-- Begin Extracted entries --
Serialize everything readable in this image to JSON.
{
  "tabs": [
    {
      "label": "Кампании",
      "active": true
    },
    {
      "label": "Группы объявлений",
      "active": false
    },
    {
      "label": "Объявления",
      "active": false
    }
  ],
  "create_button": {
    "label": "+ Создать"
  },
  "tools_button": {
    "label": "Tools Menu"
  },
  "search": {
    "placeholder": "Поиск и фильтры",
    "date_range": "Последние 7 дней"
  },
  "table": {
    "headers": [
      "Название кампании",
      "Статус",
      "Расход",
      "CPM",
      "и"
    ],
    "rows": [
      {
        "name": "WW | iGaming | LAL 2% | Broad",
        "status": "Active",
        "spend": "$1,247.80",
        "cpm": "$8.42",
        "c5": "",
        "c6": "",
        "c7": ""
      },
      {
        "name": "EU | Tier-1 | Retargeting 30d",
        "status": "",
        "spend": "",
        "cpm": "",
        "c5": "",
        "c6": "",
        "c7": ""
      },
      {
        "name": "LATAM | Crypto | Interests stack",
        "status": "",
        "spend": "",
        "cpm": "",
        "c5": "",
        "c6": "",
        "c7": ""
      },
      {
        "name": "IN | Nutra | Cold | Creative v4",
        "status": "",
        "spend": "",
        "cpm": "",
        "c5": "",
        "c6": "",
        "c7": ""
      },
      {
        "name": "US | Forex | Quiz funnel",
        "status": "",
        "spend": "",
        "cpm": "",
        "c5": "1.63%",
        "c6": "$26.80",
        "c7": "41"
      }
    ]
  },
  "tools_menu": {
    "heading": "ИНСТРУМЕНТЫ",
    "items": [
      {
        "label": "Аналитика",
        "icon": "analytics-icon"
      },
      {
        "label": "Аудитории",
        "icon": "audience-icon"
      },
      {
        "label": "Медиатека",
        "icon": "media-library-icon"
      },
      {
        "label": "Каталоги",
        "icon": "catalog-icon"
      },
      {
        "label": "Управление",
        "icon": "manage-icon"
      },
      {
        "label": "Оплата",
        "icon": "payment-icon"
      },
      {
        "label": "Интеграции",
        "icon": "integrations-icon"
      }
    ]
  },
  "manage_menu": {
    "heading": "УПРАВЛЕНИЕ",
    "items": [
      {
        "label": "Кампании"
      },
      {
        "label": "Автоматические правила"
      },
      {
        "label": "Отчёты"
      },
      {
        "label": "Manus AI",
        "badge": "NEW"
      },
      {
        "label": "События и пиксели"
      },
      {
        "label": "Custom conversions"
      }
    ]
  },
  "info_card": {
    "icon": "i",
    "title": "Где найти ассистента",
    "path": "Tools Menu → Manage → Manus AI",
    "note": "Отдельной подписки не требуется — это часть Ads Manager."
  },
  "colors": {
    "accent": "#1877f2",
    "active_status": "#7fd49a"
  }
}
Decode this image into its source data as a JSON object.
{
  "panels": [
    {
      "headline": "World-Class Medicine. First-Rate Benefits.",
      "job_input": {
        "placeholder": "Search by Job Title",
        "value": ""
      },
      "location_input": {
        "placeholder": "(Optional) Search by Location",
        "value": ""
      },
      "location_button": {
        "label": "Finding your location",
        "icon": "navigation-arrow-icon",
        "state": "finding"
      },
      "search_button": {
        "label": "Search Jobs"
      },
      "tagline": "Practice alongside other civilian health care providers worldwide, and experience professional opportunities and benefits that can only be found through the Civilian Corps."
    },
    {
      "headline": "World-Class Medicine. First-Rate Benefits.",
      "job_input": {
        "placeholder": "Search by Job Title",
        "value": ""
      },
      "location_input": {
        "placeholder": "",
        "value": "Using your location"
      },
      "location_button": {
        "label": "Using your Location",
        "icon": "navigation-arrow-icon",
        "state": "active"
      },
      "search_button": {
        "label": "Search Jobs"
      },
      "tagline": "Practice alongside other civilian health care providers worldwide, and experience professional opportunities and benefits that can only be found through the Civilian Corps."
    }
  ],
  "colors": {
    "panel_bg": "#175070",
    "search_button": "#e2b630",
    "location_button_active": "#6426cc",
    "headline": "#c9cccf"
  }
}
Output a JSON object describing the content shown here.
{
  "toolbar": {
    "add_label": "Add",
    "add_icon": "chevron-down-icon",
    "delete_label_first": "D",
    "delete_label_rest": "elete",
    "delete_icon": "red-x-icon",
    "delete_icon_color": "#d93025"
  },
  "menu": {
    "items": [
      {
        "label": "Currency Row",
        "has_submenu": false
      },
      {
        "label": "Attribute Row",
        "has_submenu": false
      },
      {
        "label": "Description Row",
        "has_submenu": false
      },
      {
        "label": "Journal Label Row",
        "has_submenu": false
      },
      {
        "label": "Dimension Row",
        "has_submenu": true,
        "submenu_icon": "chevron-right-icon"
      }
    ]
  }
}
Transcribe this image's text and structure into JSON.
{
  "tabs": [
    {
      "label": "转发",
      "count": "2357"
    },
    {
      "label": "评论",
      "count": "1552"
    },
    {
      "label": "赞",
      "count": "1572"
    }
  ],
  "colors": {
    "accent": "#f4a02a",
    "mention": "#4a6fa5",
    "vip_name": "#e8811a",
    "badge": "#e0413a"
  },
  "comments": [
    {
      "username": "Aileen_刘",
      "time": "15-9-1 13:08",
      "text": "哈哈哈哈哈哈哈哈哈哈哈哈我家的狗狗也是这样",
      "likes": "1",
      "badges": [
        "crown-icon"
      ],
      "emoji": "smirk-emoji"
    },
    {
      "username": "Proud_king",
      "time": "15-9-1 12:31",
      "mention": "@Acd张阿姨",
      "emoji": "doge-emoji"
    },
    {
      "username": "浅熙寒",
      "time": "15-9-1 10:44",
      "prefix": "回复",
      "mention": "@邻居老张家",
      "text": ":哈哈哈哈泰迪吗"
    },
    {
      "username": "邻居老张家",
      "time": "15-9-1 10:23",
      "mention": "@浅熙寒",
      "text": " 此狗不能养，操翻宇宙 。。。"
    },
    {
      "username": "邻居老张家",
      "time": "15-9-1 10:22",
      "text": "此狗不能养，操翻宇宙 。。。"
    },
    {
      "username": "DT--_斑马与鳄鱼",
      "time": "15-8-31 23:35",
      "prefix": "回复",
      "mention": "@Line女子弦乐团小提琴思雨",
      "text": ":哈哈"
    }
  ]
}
-- End Extracted entries --
Copy out every line of the material above that mentions the word "Manus".

▸ **Answer to the problem**:
        "label": "Manus AI",
    "path": "Tools Menu → Manage → Manus AI",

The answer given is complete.